Write out the material again word for word, dropping any images it holds.

▸ **Stored data**
◆ ◆ ◆

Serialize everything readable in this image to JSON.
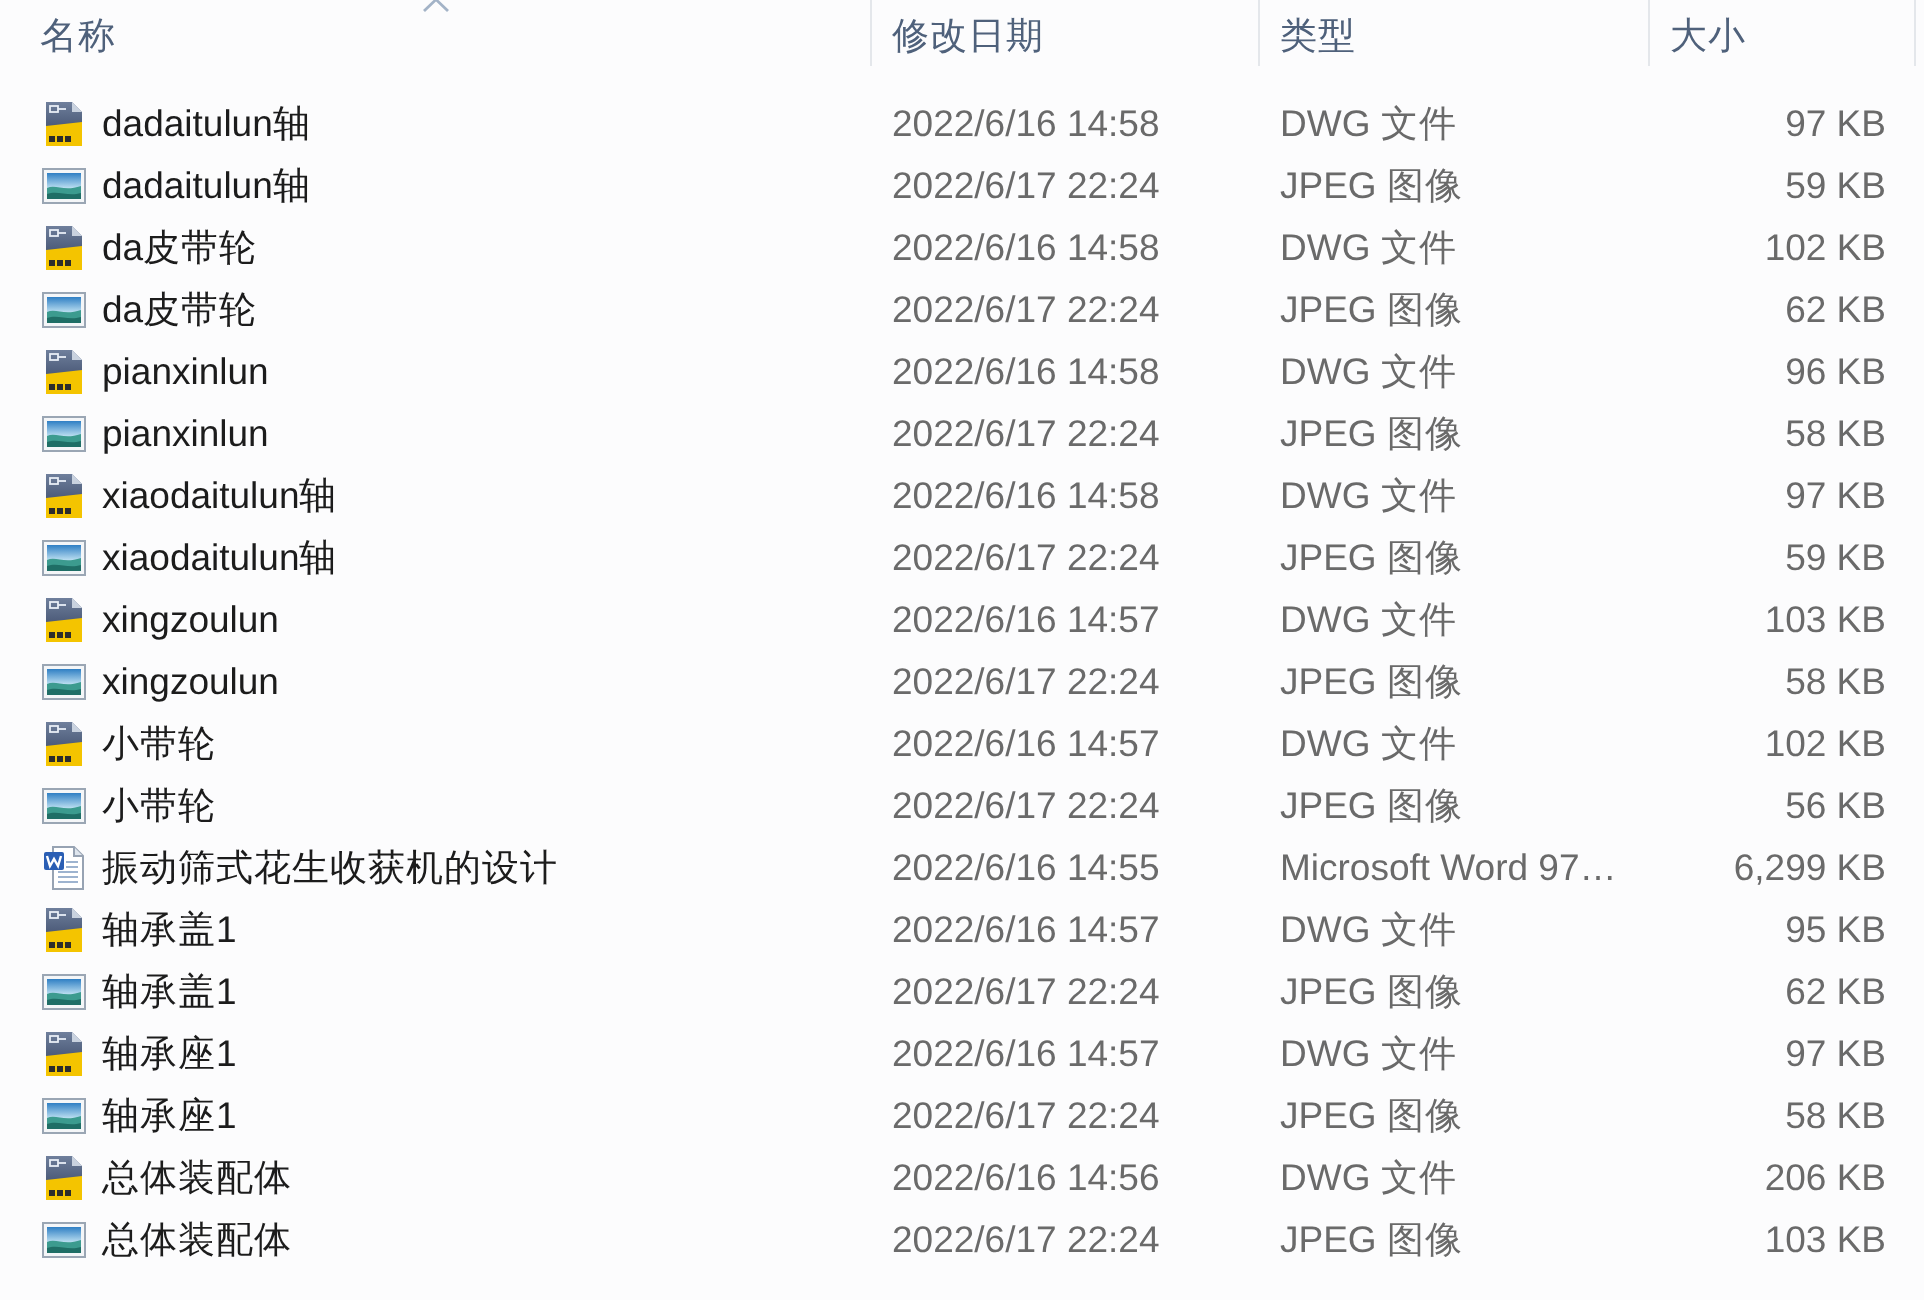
{
  "columns": [
    {
      "label": "名称",
      "sorted": true
    },
    {
      "label": "修改日期",
      "sorted": false
    },
    {
      "label": "类型",
      "sorted": false
    },
    {
      "label": "大小",
      "sorted": false
    }
  ],
  "files": [
    {
      "kind": "dwg",
      "name": "dadaitulun轴",
      "modified": "2022/6/16 14:58",
      "type": "DWG 文件",
      "size": "97 KB"
    },
    {
      "kind": "jpeg",
      "name": "dadaitulun轴",
      "modified": "2022/6/17 22:24",
      "type": "JPEG 图像",
      "size": "59 KB"
    },
    {
      "kind": "dwg",
      "name": "da皮带轮",
      "modified": "2022/6/16 14:58",
      "type": "DWG 文件",
      "size": "102 KB"
    },
    {
      "kind": "jpeg",
      "name": "da皮带轮",
      "modified": "2022/6/17 22:24",
      "type": "JPEG 图像",
      "size": "62 KB"
    },
    {
      "kind": "dwg",
      "name": "pianxinlun",
      "modified": "2022/6/16 14:58",
      "type": "DWG 文件",
      "size": "96 KB"
    },
    {
      "kind": "jpeg",
      "name": "pianxinlun",
      "modified": "2022/6/17 22:24",
      "type": "JPEG 图像",
      "size": "58 KB"
    },
    {
      "kind": "dwg",
      "name": "xiaodaitulun轴",
      "modified": "2022/6/16 14:58",
      "type": "DWG 文件",
      "size": "97 KB"
    },
    {
      "kind": "jpeg",
      "name": "xiaodaitulun轴",
      "modified": "2022/6/17 22:24",
      "type": "JPEG 图像",
      "size": "59 KB"
    },
    {
      "kind": "dwg",
      "name": "xingzoulun",
      "modified": "2022/6/16 14:57",
      "type": "DWG 文件",
      "size": "103 KB"
    },
    {
      "kind": "jpeg",
      "name": "xingzoulun",
      "modified": "2022/6/17 22:24",
      "type": "JPEG 图像",
      "size": "58 KB"
    },
    {
      "kind": "dwg",
      "name": "小带轮",
      "modified": "2022/6/16 14:57",
      "type": "DWG 文件",
      "size": "102 KB"
    },
    {
      "kind": "jpeg",
      "name": "小带轮",
      "modified": "2022/6/17 22:24",
      "type": "JPEG 图像",
      "size": "56 KB"
    },
    {
      "kind": "word",
      "name": "振动筛式花生收获机的设计",
      "modified": "2022/6/16 14:55",
      "type": "Microsoft Word 97…",
      "size": "6,299 KB"
    },
    {
      "kind": "dwg",
      "name": "轴承盖1",
      "modified": "2022/6/16 14:57",
      "type": "DWG 文件",
      "size": "95 KB"
    },
    {
      "kind": "jpeg",
      "name": "轴承盖1",
      "modified": "2022/6/17 22:24",
      "type": "JPEG 图像",
      "size": "62 KB"
    },
    {
      "kind": "dwg",
      "name": "轴承座1",
      "modified": "2022/6/16 14:57",
      "type": "DWG 文件",
      "size": "97 KB"
    },
    {
      "kind": "jpeg",
      "name": "轴承座1",
      "modified": "2022/6/17 22:24",
      "type": "JPEG 图像",
      "size": "58 KB"
    },
    {
      "kind": "dwg",
      "name": "总体装配体",
      "modified": "2022/6/16 14:56",
      "type": "DWG 文件",
      "size": "206 KB"
    },
    {
      "kind": "jpeg",
      "name": "总体装配体",
      "modified": "2022/6/17 22:24",
      "type": "JPEG 图像",
      "size": "103 KB"
    }
  ]
}
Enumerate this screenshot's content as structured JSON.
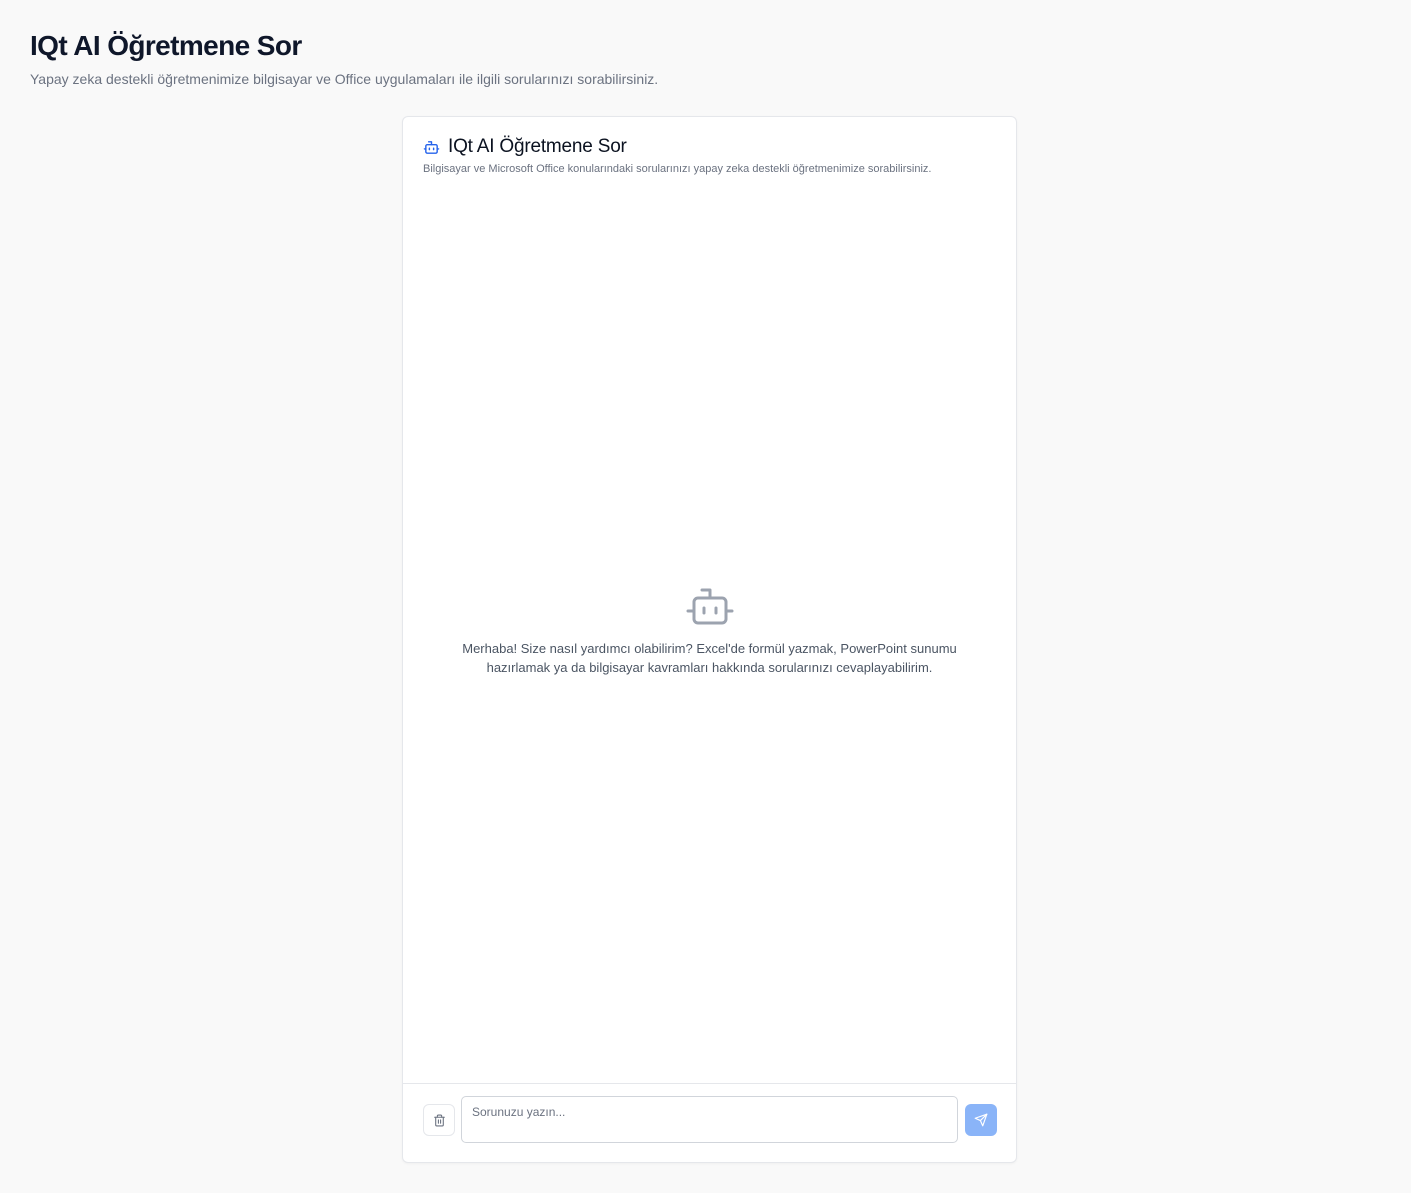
{
  "page": {
    "title": "IQt AI Öğretmene Sor",
    "subtitle": "Yapay zeka destekli öğretmenimize bilgisayar ve Office uygulamaları ile ilgili sorularınızı sorabilirsiniz."
  },
  "chat": {
    "title_icon": "bot-icon",
    "title": "IQt AI Öğretmene Sor",
    "description": "Bilgisayar ve Microsoft Office konularındaki sorularınızı yapay zeka destekli öğretmenimize sorabilirsiniz.",
    "empty_icon": "bot-icon",
    "empty_message": "Merhaba! Size nasıl yardımcı olabilirim? Excel'de formül yazmak, PowerPoint sunumu hazırlamak ya da bilgisayar kavramları hakkında sorularınızı cevaplayabilirim."
  },
  "composer": {
    "clear_icon": "trash-icon",
    "input_value": "",
    "input_placeholder": "Sorunuzu yazın...",
    "send_icon": "send-icon"
  },
  "colors": {
    "accent": "#2563eb",
    "send_button_disabled": "#8ab4f8",
    "background": "#f9f9f9"
  }
}
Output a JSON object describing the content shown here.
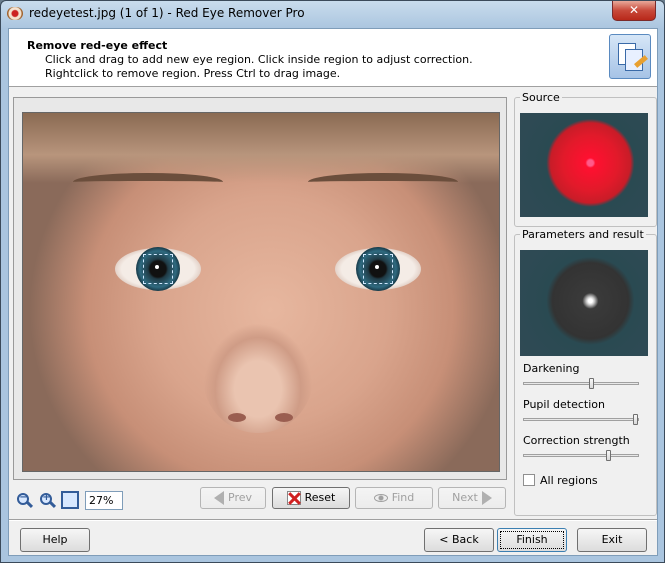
{
  "window": {
    "title": "redeyetest.jpg (1 of 1) - Red Eye Remover Pro",
    "close_glyph": "✕"
  },
  "header": {
    "title": "Remove red-eye effect",
    "line1": "Click and drag to add new eye region. Click inside region to adjust correction.",
    "line2": "Rightclick to remove region. Press Ctrl to drag image."
  },
  "toolbar": {
    "zoom_out_symbol": "−",
    "zoom_in_symbol": "+",
    "zoom_value": "27%",
    "prev_label": "Prev",
    "reset_label": "Reset",
    "find_label": "Find",
    "next_label": "Next"
  },
  "side": {
    "source_label": "Source",
    "params_label": "Parameters and result",
    "darkening_label": "Darkening",
    "darkening_value": 0.6,
    "pupil_label": "Pupil detection",
    "pupil_value": 1.0,
    "strength_label": "Correction strength",
    "strength_value": 0.75,
    "all_regions_label": "All regions",
    "all_regions_checked": false
  },
  "footer": {
    "help_label": "Help",
    "back_label": "< Back",
    "finish_label": "Finish",
    "exit_label": "Exit"
  }
}
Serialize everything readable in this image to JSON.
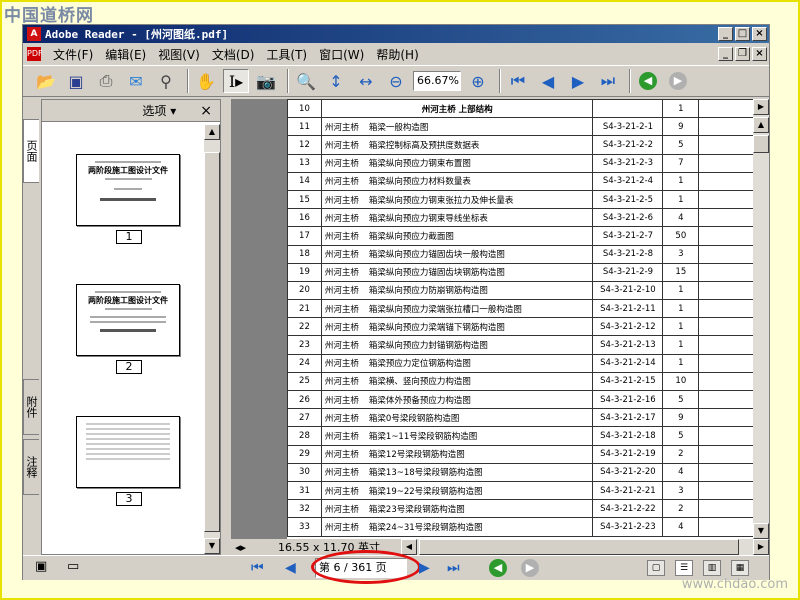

◆ ◆ ◆

▸ **Complete answer**
Serialize everything readable in this image to JSON.
{
  "columns": [
    {
      "label": "名称",
      "sorted": true
    },
    {
      "label": "修改日期",
      "sorted": false
    },
    {
      "label": "类型",
      "sorted": false
    },
    {
      "label": "大小",
      "sorted": false
    }
  ],
  "files": [
    {
      "kind": "dwg",
      "name": "dadaitulun轴",
      "modified": "2022/6/16 14:58",
      "type": "DWG 文件",
      "size": "97 KB"
    },
    {
      "kind": "jpeg",
      "name": "dadaitulun轴",
      "modified": "2022/6/17 22:24",
      "type": "JPEG 图像",
      "size": "59 KB"
    },
    {
      "kind": "dwg",
      "name": "da皮带轮",
      "modified": "2022/6/16 14:58",
      "type": "DWG 文件",
      "size": "102 KB"
    },
    {
      "kind": "jpeg",
      "name": "da皮带轮",
      "modified": "2022/6/17 22:24",
      "type": "JPEG 图像",
      "size": "62 KB"
    },
    {
      "kind": "dwg",
      "name": "pianxinlun",
      "modified": "2022/6/16 14:58",
      "type": "DWG 文件",
      "size": "96 KB"
    },
    {
      "kind": "jpeg",
      "name": "pianxinlun",
      "modified": "2022/6/17 22:24",
      "type": "JPEG 图像",
      "size": "58 KB"
    },
    {
      "kind": "dwg",
      "name": "xiaodaitulun轴",
      "modified": "2022/6/16 14:58",
      "type": "DWG 文件",
      "size": "97 KB"
    },
    {
      "kind": "jpeg",
      "name": "xiaodaitulun轴",
      "modified": "2022/6/17 22:24",
      "type": "JPEG 图像",
      "size": "59 KB"
    },
    {
      "kind": "dwg",
      "name": "xingzoulun",
      "modified": "2022/6/16 14:57",
      "type": "DWG 文件",
      "size": "103 KB"
    },
    {
      "kind": "jpeg",
      "name": "xingzoulun",
      "modified": "2022/6/17 22:24",
      "type": "JPEG 图像",
      "size": "58 KB"
    },
    {
      "kind": "dwg",
      "name": "小带轮",
      "modified": "2022/6/16 14:57",
      "type": "DWG 文件",
      "size": "102 KB"
    },
    {
      "kind": "jpeg",
      "name": "小带轮",
      "modified": "2022/6/17 22:24",
      "type": "JPEG 图像",
      "size": "56 KB"
    },
    {
      "kind": "word",
      "name": "振动筛式花生收获机的设计",
      "modified": "2022/6/16 14:55",
      "type": "Microsoft Word 97…",
      "size": "6,299 KB"
    },
    {
      "kind": "dwg",
      "name": "轴承盖1",
      "modified": "2022/6/16 14:57",
      "type": "DWG 文件",
      "size": "95 KB"
    },
    {
      "kind": "jpeg",
      "name": "轴承盖1",
      "modified": "2022/6/17 22:24",
      "type": "JPEG 图像",
      "size": "62 KB"
    },
    {
      "kind": "dwg",
      "name": "轴承座1",
      "modified": "2022/6/16 14:57",
      "type": "DWG 文件",
      "size": "97 KB"
    },
    {
      "kind": "jpeg",
      "name": "轴承座1",
      "modified": "2022/6/17 22:24",
      "type": "JPEG 图像",
      "size": "58 KB"
    },
    {
      "kind": "dwg",
      "name": "总体装配体",
      "modified": "2022/6/16 14:56",
      "type": "DWG 文件",
      "size": "206 KB"
    },
    {
      "kind": "jpeg",
      "name": "总体装配体",
      "modified": "2022/6/17 22:24",
      "type": "JPEG 图像",
      "size": "103 KB"
    }
  ]
}
Enumerate this screenshot's content as structured JSON.
{
  "page": {
    "title": "IQt AI Öğretmene Sor",
    "subtitle": "Yapay zeka destekli öğretmenimize bilgisayar ve Office uygulamaları ile ilgili sorularınızı sorabilirsiniz."
  },
  "chat": {
    "title_icon": "bot-icon",
    "title": "IQt AI Öğretmene Sor",
    "description": "Bilgisayar ve Microsoft Office konularındaki sorularınızı yapay zeka destekli öğretmenimize sorabilirsiniz.",
    "empty_icon": "bot-icon",
    "empty_message": "Merhaba! Size nasıl yardımcı olabilirim? Excel'de formül yazmak, PowerPoint sunumu hazırlamak ya da bilgisayar kavramları hakkında sorularınızı cevaplayabilirim."
  },
  "composer": {
    "clear_icon": "trash-icon",
    "input_value": "",
    "input_placeholder": "Sorunuzu yazın...",
    "send_icon": "send-icon"
  },
  "colors": {
    "accent": "#2563eb",
    "send_button_disabled": "#8ab4f8",
    "background": "#f9f9f9"
  }
}
Output a JSON object describing the content shown here.
{
  "window": {
    "title": "redeyetest.jpg (1 of 1) - Red Eye Remover Pro",
    "close_glyph": "✕"
  },
  "header": {
    "title": "Remove red-eye effect",
    "line1": "Click and drag to add new eye region. Click inside region to adjust correction.",
    "line2": "Rightclick to remove region. Press Ctrl to drag image."
  },
  "toolbar": {
    "zoom_out_symbol": "−",
    "zoom_in_symbol": "+",
    "zoom_value": "27%",
    "prev_label": "Prev",
    "reset_label": "Reset",
    "find_label": "Find",
    "next_label": "Next"
  },
  "side": {
    "source_label": "Source",
    "params_label": "Parameters and result",
    "darkening_label": "Darkening",
    "darkening_value": 0.6,
    "pupil_label": "Pupil detection",
    "pupil_value": 1.0,
    "strength_label": "Correction strength",
    "strength_value": 0.75,
    "all_regions_label": "All regions",
    "all_regions_checked": false
  },
  "footer": {
    "help_label": "Help",
    "back_label": "< Back",
    "finish_label": "Finish",
    "exit_label": "Exit"
  }
}
Serialize everything readable in this image to JSON.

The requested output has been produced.